◆ The records ◆

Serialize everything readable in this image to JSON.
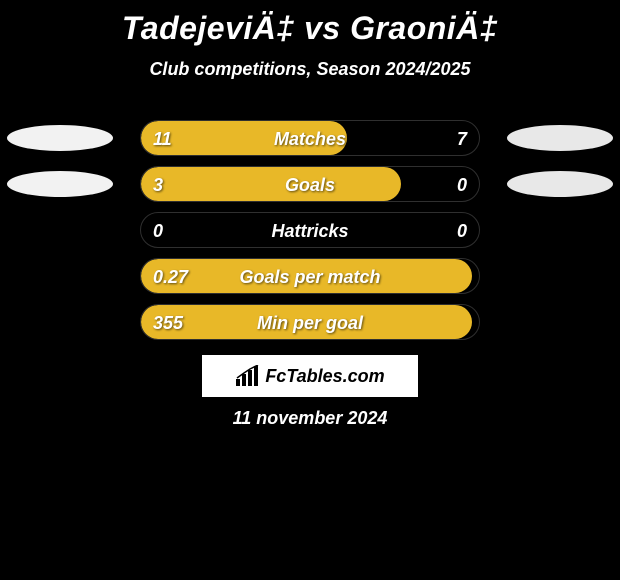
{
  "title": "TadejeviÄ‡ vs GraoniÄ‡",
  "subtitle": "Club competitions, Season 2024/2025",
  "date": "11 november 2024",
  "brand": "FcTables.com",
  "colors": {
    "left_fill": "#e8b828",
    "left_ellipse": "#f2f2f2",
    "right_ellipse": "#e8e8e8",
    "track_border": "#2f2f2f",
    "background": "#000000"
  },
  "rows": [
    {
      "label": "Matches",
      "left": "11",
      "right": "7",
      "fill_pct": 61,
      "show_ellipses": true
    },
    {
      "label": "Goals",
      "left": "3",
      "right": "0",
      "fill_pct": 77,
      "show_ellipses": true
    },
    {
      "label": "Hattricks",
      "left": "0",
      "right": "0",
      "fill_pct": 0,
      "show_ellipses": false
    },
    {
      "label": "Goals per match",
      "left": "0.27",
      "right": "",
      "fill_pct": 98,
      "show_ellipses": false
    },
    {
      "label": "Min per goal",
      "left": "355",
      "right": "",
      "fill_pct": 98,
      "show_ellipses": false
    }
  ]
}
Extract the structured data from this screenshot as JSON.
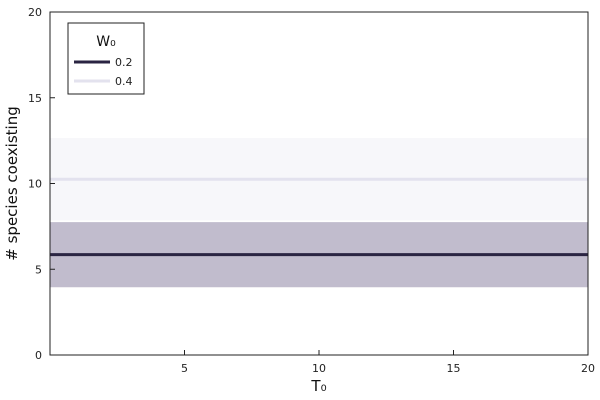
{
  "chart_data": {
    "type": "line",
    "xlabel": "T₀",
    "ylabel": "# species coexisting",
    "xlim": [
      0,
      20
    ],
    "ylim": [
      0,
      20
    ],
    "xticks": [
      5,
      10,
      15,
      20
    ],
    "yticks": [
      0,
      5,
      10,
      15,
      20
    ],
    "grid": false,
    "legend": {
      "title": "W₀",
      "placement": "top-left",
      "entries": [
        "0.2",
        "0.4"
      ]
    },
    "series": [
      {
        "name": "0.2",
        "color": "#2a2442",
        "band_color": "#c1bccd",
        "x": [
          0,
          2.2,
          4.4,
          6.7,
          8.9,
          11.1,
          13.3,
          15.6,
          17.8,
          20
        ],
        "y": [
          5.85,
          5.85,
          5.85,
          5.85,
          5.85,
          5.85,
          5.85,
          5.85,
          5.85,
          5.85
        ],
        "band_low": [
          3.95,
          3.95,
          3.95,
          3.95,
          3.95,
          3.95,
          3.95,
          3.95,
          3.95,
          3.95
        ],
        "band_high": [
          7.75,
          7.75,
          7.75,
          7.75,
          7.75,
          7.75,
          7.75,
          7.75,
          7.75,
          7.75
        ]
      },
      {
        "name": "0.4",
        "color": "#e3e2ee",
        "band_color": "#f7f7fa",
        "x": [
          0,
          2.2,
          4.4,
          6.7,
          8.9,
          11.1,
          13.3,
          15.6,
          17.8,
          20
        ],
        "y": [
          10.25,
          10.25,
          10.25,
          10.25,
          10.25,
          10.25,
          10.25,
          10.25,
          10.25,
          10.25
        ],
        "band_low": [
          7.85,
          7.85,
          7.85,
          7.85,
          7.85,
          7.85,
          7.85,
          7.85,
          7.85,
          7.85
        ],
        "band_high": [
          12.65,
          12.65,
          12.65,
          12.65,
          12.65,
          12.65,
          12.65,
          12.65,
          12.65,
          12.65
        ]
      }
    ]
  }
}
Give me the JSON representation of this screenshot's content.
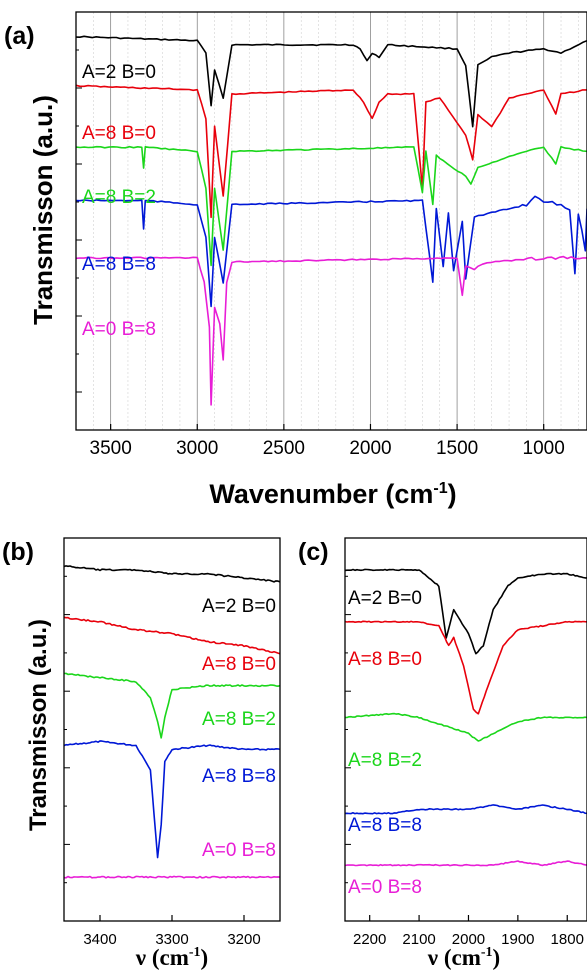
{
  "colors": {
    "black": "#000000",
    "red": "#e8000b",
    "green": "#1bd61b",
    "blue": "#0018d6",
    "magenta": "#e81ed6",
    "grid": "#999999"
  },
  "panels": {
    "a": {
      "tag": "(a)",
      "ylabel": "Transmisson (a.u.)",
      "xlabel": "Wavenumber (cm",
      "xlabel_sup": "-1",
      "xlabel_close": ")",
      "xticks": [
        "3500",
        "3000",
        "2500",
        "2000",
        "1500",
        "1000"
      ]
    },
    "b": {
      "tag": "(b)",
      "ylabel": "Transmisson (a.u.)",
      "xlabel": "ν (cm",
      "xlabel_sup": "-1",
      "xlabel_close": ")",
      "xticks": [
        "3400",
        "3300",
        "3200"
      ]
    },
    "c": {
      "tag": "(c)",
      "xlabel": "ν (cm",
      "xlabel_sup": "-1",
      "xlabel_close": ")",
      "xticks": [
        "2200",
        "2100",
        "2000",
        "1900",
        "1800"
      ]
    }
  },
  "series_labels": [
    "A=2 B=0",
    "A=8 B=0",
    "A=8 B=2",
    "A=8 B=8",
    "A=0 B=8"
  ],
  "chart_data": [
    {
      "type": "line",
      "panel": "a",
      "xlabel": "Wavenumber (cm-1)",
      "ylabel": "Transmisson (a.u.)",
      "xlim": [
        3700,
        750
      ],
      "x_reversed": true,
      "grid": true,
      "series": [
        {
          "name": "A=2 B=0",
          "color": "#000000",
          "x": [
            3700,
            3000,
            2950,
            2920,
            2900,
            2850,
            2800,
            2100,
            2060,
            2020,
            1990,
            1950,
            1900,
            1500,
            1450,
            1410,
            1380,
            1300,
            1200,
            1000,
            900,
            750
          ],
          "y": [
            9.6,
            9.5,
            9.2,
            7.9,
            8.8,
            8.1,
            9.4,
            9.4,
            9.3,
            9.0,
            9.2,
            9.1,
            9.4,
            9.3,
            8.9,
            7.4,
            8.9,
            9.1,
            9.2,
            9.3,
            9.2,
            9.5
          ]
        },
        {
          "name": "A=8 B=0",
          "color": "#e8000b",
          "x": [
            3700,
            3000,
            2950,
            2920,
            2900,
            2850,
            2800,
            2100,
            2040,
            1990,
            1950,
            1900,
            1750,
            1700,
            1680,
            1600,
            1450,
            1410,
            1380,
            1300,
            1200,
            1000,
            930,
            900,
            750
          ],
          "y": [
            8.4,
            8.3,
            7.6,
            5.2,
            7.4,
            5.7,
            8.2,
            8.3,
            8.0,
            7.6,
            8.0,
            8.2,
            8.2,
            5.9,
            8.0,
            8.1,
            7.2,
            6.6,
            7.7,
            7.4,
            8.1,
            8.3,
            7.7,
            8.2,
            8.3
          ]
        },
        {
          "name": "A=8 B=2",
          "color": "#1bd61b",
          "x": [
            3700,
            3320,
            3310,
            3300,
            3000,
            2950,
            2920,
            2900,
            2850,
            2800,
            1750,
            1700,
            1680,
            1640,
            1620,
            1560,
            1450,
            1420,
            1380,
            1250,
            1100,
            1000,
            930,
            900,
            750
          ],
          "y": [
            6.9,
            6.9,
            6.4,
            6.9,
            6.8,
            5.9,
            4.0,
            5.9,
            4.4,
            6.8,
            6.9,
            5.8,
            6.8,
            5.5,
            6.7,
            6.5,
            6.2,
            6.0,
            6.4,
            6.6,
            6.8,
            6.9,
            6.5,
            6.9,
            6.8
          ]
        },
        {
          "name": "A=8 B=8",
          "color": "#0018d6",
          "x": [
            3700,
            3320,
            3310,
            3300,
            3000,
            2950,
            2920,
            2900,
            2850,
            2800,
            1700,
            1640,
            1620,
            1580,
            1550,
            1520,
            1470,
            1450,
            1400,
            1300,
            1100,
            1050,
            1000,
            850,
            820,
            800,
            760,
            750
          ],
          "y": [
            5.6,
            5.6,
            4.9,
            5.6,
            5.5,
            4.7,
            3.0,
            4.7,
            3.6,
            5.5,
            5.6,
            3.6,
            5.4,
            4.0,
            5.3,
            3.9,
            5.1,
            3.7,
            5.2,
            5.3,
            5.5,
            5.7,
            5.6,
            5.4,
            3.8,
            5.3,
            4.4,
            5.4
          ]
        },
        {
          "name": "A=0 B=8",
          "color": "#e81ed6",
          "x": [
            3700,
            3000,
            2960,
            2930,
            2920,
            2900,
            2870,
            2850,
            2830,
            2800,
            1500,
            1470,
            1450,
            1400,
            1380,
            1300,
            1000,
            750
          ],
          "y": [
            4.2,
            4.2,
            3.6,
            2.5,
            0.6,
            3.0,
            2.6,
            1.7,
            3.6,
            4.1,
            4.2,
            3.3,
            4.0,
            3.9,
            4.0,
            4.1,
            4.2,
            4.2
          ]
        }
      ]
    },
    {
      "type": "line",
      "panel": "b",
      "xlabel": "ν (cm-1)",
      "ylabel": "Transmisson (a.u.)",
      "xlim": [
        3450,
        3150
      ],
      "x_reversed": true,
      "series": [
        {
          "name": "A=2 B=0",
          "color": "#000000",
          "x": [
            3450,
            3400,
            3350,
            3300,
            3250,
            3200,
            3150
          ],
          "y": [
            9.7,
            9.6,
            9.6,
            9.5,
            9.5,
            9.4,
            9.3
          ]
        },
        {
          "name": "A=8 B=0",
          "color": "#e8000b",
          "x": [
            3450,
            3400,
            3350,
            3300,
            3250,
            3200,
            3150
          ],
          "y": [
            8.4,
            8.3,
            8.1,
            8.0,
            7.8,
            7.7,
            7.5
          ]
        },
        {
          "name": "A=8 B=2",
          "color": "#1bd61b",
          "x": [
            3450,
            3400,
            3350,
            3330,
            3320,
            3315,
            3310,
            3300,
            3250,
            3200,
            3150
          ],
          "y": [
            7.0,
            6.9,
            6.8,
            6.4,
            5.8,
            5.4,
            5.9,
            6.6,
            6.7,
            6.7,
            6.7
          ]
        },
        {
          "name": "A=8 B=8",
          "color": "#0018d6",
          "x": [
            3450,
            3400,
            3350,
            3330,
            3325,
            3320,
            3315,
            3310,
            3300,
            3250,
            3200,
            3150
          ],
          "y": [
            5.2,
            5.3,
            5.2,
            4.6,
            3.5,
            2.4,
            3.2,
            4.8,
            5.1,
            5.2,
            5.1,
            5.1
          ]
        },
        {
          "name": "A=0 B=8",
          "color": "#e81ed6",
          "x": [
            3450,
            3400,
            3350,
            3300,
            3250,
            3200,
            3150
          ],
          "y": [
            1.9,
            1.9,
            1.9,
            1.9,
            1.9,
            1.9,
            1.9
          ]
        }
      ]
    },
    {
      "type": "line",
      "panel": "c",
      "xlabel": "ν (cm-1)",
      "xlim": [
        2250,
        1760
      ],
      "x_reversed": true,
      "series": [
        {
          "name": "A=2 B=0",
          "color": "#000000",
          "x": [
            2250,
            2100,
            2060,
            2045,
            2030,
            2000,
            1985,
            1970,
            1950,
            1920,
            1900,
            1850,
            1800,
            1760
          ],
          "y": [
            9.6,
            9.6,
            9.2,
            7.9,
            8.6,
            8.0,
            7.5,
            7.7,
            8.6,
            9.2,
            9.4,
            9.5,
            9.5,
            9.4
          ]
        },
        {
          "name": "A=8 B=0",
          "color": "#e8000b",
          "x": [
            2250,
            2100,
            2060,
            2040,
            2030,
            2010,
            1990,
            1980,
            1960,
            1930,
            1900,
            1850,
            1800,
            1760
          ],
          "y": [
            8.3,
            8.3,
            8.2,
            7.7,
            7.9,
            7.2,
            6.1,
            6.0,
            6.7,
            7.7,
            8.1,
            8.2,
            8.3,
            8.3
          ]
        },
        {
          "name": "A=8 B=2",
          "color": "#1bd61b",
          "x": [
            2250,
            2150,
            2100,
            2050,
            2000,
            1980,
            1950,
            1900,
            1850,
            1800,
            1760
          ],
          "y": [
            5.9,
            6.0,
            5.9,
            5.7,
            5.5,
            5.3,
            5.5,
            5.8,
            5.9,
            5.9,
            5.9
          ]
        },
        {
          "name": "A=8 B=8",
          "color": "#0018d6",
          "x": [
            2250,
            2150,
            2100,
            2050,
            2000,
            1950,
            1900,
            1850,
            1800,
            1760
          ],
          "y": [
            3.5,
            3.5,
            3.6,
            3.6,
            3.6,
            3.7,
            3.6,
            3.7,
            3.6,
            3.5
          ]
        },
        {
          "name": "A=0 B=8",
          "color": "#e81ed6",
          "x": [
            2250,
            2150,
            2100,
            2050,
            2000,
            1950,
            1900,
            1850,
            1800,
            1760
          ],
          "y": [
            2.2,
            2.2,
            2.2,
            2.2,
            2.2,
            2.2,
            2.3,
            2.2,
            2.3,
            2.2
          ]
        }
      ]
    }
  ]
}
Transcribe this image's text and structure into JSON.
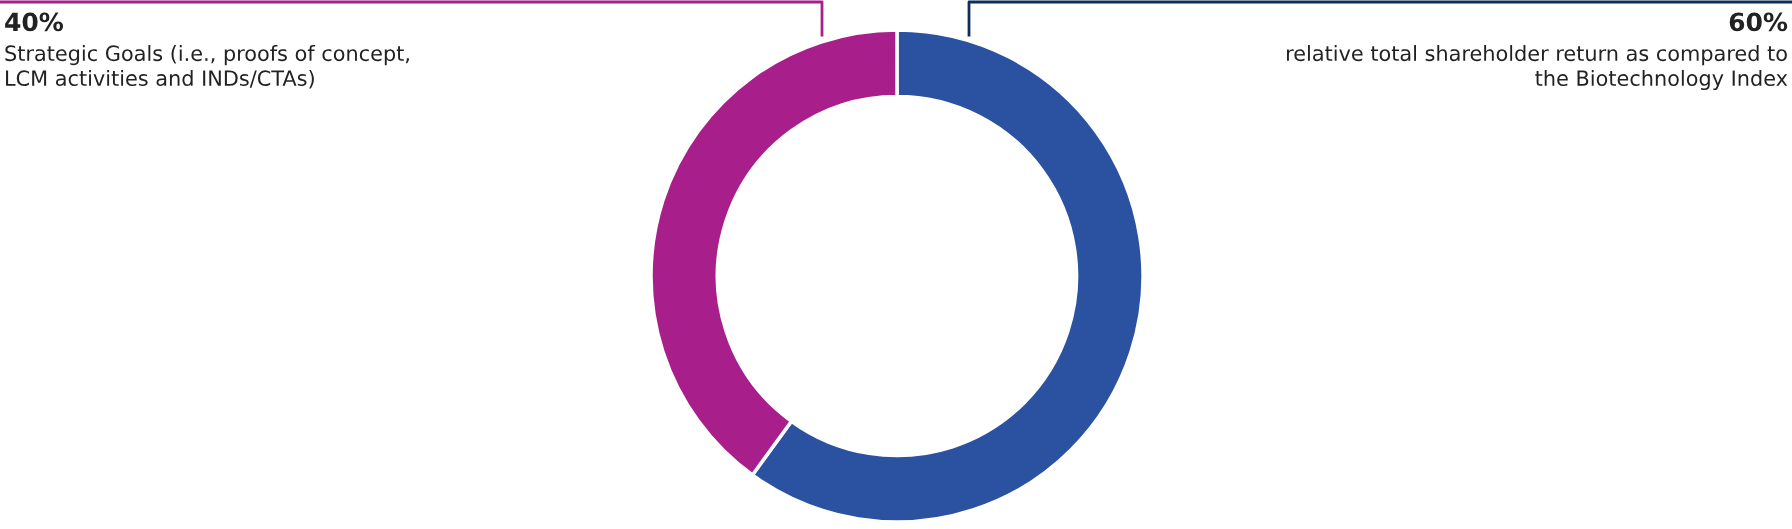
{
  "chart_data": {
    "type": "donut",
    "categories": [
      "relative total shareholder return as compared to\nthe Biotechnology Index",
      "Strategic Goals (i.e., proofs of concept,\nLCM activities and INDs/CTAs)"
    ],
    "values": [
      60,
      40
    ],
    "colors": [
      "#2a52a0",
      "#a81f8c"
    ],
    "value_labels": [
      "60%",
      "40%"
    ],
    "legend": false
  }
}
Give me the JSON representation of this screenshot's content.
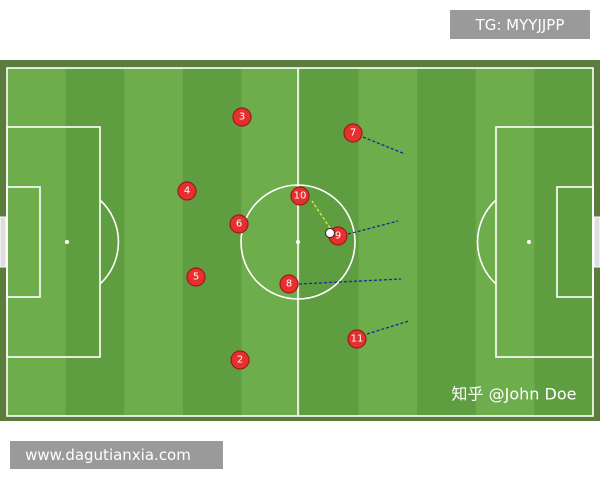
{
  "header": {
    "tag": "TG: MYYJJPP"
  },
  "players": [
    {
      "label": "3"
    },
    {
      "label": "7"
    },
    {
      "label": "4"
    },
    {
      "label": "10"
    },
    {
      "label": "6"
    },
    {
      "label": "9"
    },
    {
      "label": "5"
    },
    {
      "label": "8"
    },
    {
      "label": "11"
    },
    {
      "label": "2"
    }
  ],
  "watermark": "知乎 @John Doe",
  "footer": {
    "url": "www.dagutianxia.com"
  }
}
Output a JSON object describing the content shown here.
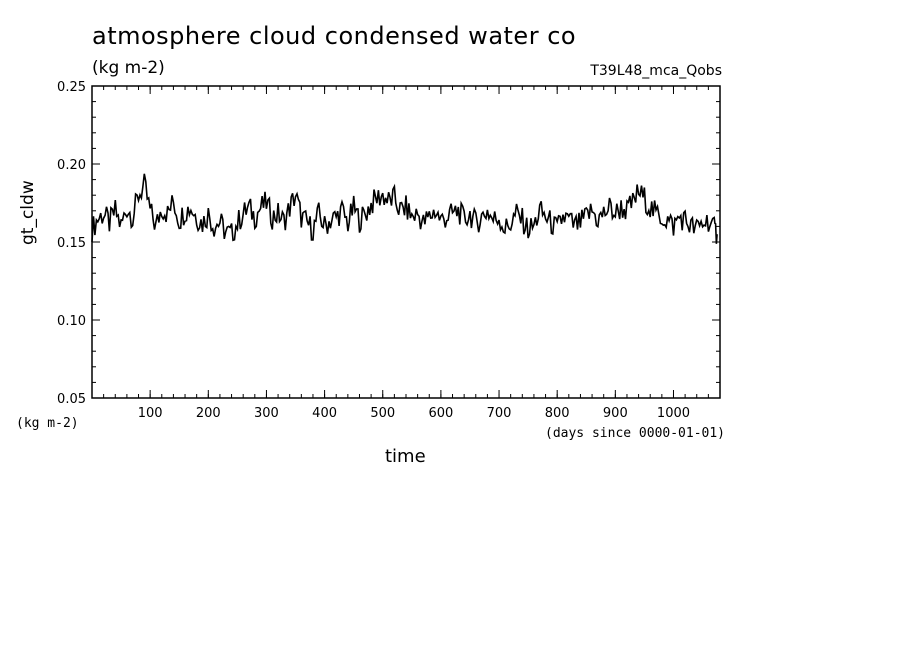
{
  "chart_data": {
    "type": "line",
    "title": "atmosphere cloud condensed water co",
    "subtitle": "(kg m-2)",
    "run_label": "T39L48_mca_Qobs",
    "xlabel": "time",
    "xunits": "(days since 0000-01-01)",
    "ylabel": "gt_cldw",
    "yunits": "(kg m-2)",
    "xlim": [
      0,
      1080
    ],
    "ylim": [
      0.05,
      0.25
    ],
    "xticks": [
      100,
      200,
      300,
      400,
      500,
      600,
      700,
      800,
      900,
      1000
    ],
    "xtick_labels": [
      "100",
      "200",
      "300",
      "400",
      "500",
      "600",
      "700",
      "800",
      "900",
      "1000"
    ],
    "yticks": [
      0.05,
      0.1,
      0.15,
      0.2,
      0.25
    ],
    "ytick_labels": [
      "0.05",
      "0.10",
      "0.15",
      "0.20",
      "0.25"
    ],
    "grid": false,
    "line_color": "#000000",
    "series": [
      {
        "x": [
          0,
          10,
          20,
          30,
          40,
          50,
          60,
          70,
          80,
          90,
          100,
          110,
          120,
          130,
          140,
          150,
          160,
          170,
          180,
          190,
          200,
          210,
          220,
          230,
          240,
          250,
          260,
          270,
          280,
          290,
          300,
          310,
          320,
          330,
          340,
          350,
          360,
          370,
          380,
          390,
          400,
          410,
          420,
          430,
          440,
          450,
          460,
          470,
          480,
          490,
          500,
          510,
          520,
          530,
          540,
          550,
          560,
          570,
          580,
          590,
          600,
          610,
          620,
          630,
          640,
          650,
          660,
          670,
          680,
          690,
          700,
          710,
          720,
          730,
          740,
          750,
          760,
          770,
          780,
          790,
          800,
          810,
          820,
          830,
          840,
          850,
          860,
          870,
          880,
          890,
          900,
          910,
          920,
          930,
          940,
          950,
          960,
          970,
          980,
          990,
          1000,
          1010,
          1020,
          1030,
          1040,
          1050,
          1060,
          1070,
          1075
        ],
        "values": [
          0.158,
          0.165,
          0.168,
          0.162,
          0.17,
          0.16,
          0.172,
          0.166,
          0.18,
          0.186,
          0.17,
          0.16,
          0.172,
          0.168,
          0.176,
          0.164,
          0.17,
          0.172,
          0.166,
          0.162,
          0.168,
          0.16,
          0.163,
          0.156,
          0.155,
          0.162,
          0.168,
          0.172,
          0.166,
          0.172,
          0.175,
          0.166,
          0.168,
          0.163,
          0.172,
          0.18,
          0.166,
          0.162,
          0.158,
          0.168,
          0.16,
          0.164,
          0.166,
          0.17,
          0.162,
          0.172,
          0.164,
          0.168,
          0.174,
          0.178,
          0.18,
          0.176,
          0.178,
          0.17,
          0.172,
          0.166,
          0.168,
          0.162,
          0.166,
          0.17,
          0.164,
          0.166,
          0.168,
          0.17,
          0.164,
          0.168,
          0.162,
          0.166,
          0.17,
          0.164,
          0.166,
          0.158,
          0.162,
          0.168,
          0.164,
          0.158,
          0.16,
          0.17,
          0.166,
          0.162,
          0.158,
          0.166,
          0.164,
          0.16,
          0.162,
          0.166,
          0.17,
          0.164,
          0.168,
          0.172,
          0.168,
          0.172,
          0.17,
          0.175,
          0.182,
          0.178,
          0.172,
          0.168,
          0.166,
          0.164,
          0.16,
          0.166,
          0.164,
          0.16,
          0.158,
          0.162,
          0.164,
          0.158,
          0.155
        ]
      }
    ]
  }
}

◆ The request ◆
Examine the listing and say how many of its lines contain the string "image". Give the number alone.

◆ Output for this task ◆
2